Task objective: The listing must be reproduced in full, exactly as it stands.

Task material:
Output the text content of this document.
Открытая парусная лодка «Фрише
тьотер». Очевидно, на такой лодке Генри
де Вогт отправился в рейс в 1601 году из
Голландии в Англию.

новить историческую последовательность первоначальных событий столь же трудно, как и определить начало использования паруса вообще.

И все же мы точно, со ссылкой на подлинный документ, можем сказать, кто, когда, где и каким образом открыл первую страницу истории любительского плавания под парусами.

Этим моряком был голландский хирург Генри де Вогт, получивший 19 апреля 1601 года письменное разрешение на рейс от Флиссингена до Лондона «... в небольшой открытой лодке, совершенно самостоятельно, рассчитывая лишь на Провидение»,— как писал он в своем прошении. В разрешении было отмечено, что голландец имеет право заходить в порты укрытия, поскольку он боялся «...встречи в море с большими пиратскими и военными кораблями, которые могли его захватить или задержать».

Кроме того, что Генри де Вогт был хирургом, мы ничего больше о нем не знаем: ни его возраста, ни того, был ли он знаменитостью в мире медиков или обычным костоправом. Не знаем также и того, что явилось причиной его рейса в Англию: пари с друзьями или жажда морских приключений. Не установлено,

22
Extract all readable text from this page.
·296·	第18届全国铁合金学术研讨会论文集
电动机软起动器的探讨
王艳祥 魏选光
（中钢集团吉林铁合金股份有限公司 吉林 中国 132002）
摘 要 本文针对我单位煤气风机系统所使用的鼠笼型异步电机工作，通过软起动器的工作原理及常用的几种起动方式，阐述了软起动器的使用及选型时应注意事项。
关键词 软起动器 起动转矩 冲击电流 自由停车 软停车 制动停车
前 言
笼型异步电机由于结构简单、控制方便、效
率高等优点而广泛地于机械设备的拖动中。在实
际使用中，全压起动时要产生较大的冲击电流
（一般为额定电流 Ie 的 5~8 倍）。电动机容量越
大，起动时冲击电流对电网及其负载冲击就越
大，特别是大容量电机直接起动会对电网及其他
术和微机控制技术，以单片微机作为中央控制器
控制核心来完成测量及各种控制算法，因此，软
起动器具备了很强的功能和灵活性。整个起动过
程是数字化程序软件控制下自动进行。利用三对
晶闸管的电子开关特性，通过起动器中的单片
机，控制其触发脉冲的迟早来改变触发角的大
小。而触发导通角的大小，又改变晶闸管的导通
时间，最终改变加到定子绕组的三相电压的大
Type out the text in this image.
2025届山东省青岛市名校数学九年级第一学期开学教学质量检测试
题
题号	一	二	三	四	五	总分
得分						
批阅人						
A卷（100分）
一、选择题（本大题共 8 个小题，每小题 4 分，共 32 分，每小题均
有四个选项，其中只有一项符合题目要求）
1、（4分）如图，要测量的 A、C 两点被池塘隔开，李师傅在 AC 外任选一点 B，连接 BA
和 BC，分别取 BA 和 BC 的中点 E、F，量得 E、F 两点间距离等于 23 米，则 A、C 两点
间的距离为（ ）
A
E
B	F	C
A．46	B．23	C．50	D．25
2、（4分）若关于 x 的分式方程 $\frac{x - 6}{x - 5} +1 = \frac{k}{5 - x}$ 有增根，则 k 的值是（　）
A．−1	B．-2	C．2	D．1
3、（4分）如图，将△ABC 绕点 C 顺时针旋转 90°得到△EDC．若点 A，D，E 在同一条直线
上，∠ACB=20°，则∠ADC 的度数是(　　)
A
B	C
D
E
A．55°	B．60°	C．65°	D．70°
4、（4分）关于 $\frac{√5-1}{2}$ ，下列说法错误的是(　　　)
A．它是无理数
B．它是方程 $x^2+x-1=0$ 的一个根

Exercise output:
Output the text content of this document.
Открытая парусная лодка «Фрише
тьотер». Очевидно, на такой лодке Генри
де Вогт отправился в рейс в 1601 году из
Голландии в Англию.

новить историческую последовательность первоначальных событий столь же трудно, как и определить начало использования паруса вообще.

И все же мы точно, со ссылкой на подлинный документ, можем сказать, кто, когда, где и каким образом открыл первую страницу истории любительского плавания под парусами.

Этим моряком был голландский хирург Генри де Вогт, получивший 19 апреля 1601 года письменное разрешение на рейс от Флиссингена до Лондона «... в небольшой открытой лодке, совершенно самостоятельно, рассчитывая лишь на Провидение»,— как писал он в своем прошении. В разрешении было отмечено, что голландец имеет право заходить в порты укрытия, поскольку он боялся «...встречи в море с большими пиратскими и военными кораблями, которые могли его захватить или задержать».

Кроме того, что Генри де Вогт был хирургом, мы ничего больше о нем не знаем: ни его возраста, ни того, был ли он знаменитостью в мире медиков или обычным костоправом. Не знаем также и того, что явилось причиной его рейса в Англию: пари с друзьями или жажда морских приключений. Не установлено,

22
Extract all readable text from this page.
·296·	第18届全国铁合金学术研讨会论文集
电动机软起动器的探讨
王艳祥 魏选光
（中钢集团吉林铁合金股份有限公司 吉林 中国 132002）
摘 要 本文针对我单位煤气风机系统所使用的鼠笼型异步电机工作，通过软起动器的工作原理及常用的几种起动方式，阐述了软起动器的使用及选型时应注意事项。
关键词 软起动器 起动转矩 冲击电流 自由停车 软停车 制动停车
前 言
笼型异步电机由于结构简单、控制方便、效
率高等优点而广泛地于机械设备的拖动中。在实
际使用中，全压起动时要产生较大的冲击电流
（一般为额定电流 Ie 的 5~8 倍）。电动机容量越
大，起动时冲击电流对电网及其负载冲击就越
大，特别是大容量电机直接起动会对电网及其他
术和微机控制技术，以单片微机作为中央控制器
控制核心来完成测量及各种控制算法，因此，软
起动器具备了很强的功能和灵活性。整个起动过
程是数字化程序软件控制下自动进行。利用三对
晶闸管的电子开关特性，通过起动器中的单片
机，控制其触发脉冲的迟早来改变触发角的大
小。而触发导通角的大小，又改变晶闸管的导通
时间，最终改变加到定子绕组的三相电压的大
Type out the text in this image.
2025届山东省青岛市名校数学九年级第一学期开学教学质量检测试
题
题号	一	二	三	四	五	总分
得分						
批阅人						
A卷（100分）
一、选择题（本大题共 8 个小题，每小题 4 分，共 32 分，每小题均
有四个选项，其中只有一项符合题目要求）
1、（4分）如图，要测量的 A、C 两点被池塘隔开，李师傅在 AC 外任选一点 B，连接 BA
和 BC，分别取 BA 和 BC 的中点 E、F，量得 E、F 两点间距离等于 23 米，则 A、C 两点
间的距离为（ ）
A
E
B	F	C
A．46	B．23	C．50	D．25
2、（4分）若关于 x 的分式方程 $\frac{x - 6}{x - 5} +1 = \frac{k}{5 - x}$ 有增根，则 k 的值是（　）
A．−1	B．-2	C．2	D．1
3、（4分）如图，将△ABC 绕点 C 顺时针旋转 90°得到△EDC．若点 A，D，E 在同一条直线
上，∠ACB=20°，则∠ADC 的度数是(　　)
A
B	C
D
E
A．55°	B．60°	C．65°	D．70°
4、（4分）关于 $\frac{√5-1}{2}$ ，下列说法错误的是(　　　)
A．它是无理数
B．它是方程 $x^2+x-1=0$ 的一个根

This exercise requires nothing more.